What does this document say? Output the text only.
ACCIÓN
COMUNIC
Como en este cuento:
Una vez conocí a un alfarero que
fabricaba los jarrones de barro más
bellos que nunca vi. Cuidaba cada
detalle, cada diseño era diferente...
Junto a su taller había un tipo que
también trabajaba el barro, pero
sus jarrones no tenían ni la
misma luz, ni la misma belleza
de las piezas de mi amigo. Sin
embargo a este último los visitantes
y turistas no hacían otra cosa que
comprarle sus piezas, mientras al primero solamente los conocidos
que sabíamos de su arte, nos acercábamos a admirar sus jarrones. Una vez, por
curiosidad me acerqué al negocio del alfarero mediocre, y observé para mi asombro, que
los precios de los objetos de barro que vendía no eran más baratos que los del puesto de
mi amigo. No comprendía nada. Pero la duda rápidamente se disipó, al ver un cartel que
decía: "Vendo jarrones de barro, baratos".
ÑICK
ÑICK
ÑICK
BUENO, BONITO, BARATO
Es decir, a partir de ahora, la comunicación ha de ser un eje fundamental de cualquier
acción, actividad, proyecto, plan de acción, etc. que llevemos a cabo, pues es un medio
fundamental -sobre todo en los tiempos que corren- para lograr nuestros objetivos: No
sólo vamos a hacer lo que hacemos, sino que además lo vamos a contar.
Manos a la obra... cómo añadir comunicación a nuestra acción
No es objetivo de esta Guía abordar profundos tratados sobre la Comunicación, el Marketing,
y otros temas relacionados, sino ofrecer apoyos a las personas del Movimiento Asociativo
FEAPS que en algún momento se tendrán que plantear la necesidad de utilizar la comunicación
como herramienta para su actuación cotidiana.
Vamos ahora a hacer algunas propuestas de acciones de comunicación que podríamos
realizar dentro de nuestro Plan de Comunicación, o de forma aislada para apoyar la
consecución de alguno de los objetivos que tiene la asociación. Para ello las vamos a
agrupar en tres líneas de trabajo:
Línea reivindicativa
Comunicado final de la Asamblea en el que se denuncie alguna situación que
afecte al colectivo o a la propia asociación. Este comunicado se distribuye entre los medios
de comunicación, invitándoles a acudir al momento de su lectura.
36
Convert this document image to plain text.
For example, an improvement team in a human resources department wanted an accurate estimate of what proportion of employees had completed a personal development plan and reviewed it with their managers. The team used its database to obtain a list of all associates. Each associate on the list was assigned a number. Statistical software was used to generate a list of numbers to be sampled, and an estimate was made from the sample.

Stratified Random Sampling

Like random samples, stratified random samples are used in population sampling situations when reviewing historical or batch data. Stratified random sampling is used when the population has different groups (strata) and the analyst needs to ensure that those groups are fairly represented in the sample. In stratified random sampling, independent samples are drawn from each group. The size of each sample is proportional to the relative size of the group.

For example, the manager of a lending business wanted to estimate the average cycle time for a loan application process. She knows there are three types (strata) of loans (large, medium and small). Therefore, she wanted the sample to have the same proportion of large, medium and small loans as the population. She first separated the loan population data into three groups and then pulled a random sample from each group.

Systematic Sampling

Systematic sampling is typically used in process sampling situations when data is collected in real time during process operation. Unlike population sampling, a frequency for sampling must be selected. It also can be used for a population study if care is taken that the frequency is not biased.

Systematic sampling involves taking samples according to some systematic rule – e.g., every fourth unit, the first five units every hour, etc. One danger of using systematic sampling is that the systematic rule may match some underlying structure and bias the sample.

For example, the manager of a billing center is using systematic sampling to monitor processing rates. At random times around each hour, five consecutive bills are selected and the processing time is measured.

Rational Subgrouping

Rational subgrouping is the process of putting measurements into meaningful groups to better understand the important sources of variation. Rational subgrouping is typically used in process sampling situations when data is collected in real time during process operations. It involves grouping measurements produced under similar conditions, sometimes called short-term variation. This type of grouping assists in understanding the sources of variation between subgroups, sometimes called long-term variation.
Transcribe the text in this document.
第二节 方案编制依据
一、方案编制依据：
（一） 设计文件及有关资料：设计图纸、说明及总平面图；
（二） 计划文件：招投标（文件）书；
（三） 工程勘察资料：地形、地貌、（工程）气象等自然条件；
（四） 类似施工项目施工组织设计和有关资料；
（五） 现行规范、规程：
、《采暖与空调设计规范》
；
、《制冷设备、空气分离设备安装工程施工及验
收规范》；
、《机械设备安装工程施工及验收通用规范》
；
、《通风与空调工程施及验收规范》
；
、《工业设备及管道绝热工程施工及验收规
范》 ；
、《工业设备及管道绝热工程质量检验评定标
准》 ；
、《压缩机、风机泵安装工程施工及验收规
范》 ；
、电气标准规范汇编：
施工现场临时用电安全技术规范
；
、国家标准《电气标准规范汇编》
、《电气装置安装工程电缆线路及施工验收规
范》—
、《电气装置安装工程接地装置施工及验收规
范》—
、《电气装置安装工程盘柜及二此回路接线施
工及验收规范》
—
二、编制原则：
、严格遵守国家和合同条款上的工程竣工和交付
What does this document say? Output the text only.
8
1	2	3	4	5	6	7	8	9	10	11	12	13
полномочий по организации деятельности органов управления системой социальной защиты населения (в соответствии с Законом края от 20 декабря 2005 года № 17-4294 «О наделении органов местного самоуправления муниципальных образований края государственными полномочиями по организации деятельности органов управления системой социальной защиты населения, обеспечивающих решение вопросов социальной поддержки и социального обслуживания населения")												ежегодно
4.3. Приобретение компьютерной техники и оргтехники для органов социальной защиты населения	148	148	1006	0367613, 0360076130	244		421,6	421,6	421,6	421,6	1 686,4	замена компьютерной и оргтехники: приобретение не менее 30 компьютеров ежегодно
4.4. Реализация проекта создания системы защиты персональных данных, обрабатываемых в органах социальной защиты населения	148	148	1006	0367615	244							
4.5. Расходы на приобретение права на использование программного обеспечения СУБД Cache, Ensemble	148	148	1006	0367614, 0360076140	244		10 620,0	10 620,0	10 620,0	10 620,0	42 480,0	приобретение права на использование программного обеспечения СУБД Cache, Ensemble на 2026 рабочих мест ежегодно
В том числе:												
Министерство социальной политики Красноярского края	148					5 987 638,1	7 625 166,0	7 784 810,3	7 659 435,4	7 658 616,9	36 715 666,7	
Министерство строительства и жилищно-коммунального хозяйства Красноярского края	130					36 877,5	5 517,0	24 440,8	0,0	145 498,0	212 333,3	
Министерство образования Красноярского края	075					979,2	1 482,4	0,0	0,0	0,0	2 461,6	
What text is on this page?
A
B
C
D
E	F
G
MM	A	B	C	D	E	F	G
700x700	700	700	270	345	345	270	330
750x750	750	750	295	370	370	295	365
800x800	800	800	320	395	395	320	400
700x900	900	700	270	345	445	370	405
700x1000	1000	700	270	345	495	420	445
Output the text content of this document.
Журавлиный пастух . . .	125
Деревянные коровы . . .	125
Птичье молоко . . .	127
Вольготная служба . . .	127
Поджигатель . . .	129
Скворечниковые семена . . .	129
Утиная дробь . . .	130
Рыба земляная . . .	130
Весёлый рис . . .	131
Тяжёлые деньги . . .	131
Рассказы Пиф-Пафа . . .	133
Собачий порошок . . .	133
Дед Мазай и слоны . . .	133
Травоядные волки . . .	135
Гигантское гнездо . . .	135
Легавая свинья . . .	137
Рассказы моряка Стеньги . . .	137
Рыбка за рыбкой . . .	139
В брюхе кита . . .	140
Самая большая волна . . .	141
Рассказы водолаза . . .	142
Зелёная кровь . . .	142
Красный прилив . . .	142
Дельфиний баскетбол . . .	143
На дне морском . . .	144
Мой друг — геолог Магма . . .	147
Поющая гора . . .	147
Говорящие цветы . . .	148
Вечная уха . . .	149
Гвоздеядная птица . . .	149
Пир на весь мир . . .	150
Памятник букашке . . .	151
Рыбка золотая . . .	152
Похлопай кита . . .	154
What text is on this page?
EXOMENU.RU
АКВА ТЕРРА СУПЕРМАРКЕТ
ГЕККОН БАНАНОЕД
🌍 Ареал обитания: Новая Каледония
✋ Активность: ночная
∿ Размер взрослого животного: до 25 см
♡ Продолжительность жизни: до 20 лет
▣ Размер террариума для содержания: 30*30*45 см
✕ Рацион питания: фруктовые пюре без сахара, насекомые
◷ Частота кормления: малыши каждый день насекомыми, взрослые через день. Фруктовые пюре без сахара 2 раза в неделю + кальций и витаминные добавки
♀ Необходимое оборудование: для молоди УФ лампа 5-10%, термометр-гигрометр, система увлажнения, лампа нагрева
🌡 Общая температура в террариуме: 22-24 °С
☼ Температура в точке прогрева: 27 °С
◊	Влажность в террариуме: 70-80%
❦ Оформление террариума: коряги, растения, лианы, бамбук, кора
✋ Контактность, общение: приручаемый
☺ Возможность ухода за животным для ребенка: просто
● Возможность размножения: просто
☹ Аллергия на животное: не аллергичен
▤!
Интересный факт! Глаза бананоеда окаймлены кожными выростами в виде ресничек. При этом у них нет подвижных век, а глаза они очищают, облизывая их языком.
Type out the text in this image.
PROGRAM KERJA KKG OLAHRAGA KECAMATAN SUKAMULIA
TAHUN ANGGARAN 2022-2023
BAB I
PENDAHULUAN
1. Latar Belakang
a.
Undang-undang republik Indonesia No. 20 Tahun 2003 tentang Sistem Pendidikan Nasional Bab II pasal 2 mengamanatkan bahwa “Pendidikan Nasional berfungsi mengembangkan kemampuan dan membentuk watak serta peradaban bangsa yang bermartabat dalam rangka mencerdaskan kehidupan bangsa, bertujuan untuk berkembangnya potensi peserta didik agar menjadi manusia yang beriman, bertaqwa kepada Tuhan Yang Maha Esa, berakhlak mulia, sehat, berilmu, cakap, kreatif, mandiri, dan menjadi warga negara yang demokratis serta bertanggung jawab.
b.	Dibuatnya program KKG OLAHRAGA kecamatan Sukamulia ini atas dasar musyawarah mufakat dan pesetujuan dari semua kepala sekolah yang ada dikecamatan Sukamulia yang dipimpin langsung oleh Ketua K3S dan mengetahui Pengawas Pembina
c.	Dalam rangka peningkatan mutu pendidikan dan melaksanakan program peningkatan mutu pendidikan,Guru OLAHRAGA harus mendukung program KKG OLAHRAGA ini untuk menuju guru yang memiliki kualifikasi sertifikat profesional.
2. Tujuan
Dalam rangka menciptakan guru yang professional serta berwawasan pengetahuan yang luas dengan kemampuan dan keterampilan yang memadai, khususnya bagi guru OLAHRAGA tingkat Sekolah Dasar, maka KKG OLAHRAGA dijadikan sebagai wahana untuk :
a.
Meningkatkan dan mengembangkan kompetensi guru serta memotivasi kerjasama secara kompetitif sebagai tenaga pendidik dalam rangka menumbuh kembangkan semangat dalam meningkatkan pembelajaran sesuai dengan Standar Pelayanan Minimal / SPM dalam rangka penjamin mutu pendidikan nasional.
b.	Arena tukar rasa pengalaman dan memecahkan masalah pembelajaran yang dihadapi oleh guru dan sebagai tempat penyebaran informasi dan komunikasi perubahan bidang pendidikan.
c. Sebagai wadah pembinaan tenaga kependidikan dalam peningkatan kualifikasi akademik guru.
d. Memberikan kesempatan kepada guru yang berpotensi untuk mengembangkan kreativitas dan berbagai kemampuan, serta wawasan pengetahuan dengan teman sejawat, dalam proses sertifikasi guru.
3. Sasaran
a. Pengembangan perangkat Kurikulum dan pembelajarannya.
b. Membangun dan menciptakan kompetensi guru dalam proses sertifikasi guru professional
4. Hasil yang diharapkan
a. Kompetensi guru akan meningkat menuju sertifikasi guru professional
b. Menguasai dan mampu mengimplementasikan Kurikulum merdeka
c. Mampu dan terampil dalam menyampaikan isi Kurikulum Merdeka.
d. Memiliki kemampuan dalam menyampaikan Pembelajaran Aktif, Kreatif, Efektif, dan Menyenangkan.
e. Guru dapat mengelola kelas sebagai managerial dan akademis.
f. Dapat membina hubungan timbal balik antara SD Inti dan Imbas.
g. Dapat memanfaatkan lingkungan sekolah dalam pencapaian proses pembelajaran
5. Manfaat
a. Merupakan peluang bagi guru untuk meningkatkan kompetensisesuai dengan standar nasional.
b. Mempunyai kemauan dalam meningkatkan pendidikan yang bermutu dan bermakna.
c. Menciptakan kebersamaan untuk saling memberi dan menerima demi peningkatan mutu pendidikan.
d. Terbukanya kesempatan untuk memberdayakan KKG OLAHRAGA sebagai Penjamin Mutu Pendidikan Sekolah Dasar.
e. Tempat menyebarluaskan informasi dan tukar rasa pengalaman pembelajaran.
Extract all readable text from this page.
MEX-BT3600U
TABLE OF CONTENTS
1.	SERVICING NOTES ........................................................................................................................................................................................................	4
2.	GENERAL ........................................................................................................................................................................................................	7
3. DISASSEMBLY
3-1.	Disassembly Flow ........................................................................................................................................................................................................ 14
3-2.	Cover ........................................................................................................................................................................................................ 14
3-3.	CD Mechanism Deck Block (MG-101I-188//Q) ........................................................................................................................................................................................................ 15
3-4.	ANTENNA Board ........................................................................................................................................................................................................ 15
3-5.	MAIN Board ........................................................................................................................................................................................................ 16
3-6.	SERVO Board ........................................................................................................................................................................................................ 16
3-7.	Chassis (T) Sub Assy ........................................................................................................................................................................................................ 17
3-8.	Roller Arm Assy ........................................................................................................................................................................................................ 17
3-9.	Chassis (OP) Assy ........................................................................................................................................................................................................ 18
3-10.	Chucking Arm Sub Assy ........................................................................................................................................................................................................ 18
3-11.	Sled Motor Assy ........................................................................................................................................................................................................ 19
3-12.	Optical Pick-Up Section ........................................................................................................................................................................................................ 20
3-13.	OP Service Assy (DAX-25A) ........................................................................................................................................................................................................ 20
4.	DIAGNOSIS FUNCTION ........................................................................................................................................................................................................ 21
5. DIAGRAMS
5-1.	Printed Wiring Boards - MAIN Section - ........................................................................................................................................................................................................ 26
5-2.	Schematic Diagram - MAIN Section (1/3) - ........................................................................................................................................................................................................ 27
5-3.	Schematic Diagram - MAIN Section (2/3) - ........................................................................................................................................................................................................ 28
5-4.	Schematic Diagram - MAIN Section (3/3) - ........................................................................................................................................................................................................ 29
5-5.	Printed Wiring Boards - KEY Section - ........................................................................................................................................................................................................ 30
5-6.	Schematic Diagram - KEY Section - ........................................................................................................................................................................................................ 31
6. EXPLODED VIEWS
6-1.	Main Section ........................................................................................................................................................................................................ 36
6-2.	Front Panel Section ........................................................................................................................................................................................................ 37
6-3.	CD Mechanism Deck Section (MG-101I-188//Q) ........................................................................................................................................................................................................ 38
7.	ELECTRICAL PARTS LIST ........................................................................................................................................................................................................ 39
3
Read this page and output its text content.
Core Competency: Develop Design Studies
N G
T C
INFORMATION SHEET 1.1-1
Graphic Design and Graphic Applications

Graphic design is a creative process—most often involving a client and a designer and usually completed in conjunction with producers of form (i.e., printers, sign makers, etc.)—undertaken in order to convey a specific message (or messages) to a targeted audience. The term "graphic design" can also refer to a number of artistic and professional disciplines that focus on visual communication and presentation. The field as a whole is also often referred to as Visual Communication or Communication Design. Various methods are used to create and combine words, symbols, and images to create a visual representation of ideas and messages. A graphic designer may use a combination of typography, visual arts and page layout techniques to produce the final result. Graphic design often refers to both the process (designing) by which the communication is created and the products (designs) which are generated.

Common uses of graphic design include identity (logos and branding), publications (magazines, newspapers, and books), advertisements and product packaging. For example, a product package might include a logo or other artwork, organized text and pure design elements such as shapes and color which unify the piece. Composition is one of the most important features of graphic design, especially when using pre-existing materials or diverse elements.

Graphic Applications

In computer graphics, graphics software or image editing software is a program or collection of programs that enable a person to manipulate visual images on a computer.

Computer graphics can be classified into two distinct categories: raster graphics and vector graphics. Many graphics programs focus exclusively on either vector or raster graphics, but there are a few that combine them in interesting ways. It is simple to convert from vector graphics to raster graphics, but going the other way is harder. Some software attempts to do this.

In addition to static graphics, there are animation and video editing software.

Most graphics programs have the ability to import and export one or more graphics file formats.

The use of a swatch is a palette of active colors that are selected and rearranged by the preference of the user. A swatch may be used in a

------------------------------------------------------------

[Goal]
In the records above, find the lines containing "Schematic" and copy them.

[The result]
5-2.	Schematic Diagram - MAIN Section (1/3) - ........................................................................................................................................................................................................ 27
5-3.	Schematic Diagram - MAIN Section (2/3) - ........................................................................................................................................................................................................ 28
5-4.	Schematic Diagram - MAIN Section (3/3) - ........................................................................................................................................................................................................ 29
5-6.	Schematic Diagram - KEY Section - ........................................................................................................................................................................................................ 31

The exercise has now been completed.